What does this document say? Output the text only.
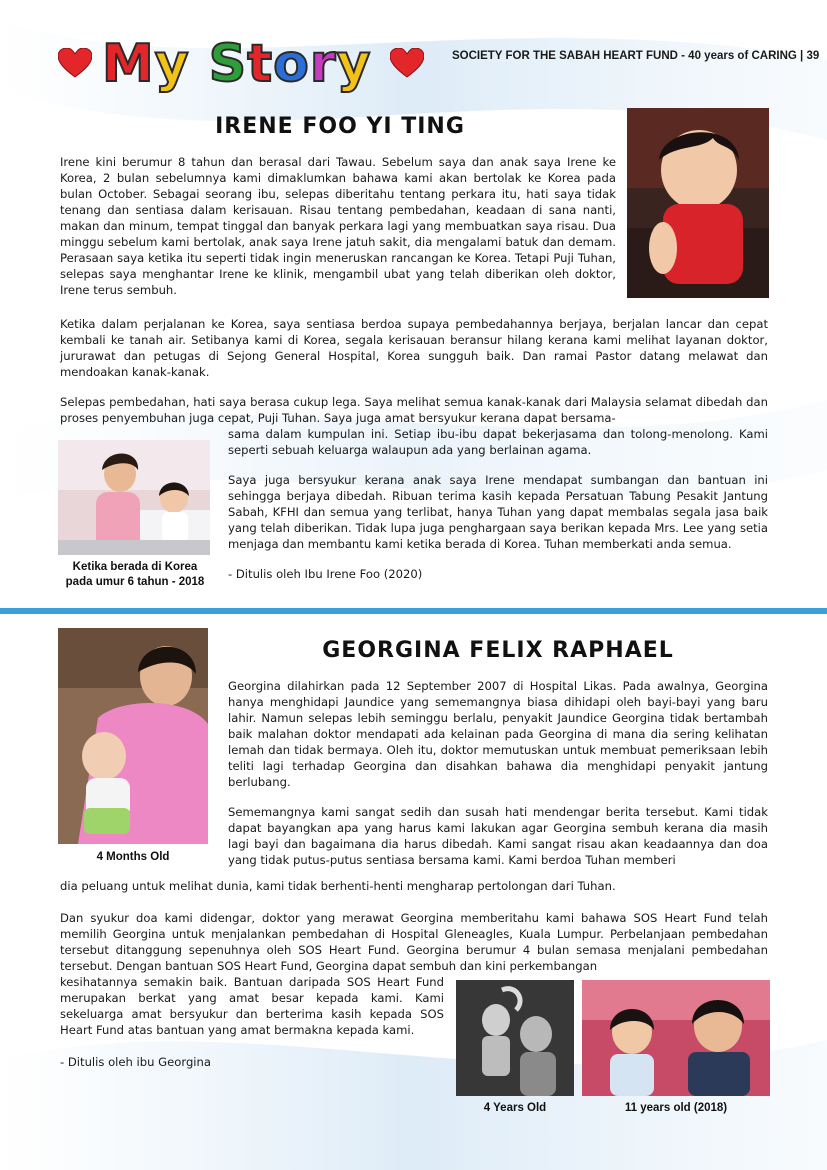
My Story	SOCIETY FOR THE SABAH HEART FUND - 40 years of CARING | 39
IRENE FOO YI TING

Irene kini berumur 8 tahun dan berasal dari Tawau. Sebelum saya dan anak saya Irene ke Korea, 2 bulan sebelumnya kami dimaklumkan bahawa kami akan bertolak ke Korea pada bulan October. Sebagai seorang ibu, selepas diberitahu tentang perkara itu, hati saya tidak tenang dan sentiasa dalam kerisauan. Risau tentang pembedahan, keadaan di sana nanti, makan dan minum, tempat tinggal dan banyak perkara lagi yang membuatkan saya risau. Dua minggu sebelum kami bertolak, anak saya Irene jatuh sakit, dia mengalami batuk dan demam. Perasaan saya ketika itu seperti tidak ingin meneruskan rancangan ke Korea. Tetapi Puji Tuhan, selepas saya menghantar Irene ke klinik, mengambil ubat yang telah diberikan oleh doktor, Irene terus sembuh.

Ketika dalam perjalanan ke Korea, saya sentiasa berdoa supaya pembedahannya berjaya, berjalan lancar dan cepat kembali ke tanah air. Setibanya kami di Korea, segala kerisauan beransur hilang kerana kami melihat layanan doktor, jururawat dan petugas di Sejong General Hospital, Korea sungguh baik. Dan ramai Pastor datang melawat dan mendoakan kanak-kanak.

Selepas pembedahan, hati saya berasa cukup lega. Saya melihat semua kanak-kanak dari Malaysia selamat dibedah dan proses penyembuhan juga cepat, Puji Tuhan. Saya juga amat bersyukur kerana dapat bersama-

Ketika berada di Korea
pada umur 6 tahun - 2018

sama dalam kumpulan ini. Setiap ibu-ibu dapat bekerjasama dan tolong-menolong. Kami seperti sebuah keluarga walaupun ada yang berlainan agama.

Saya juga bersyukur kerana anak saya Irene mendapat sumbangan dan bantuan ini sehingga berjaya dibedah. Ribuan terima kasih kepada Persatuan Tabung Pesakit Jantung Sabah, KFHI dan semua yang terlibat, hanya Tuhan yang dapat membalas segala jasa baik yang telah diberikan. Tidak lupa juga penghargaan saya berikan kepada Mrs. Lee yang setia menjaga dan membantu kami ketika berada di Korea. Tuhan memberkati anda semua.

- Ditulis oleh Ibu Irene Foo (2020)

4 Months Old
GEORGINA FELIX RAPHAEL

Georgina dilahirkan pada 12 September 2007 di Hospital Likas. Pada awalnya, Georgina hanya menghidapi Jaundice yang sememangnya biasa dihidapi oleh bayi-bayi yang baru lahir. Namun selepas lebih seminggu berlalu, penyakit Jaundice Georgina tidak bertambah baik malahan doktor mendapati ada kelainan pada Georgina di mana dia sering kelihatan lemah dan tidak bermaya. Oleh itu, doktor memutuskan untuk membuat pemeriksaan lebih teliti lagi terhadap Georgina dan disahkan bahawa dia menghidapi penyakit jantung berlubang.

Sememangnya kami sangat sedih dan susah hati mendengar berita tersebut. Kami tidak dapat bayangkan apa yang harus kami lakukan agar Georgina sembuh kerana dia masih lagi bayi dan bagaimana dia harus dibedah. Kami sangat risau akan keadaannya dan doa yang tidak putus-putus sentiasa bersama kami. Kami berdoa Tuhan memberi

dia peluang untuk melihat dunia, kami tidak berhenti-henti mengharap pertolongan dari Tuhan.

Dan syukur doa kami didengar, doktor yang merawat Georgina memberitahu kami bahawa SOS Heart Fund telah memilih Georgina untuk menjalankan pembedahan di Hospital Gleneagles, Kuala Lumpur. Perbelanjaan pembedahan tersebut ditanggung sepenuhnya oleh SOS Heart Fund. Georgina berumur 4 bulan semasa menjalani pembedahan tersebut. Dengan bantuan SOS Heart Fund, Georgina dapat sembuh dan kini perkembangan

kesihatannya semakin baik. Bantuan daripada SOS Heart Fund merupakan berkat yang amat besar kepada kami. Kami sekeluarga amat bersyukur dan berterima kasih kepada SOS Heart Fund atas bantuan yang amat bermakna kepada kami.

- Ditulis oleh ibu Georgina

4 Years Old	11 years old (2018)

#### Exercise directions
From the records given above, copy all lines containing "years".

#### Answer to the problem
My Story	SOCIETY FOR THE SABAH HEART FUND - 40 years of CARING | 39
4 Years Old	11 years old (2018)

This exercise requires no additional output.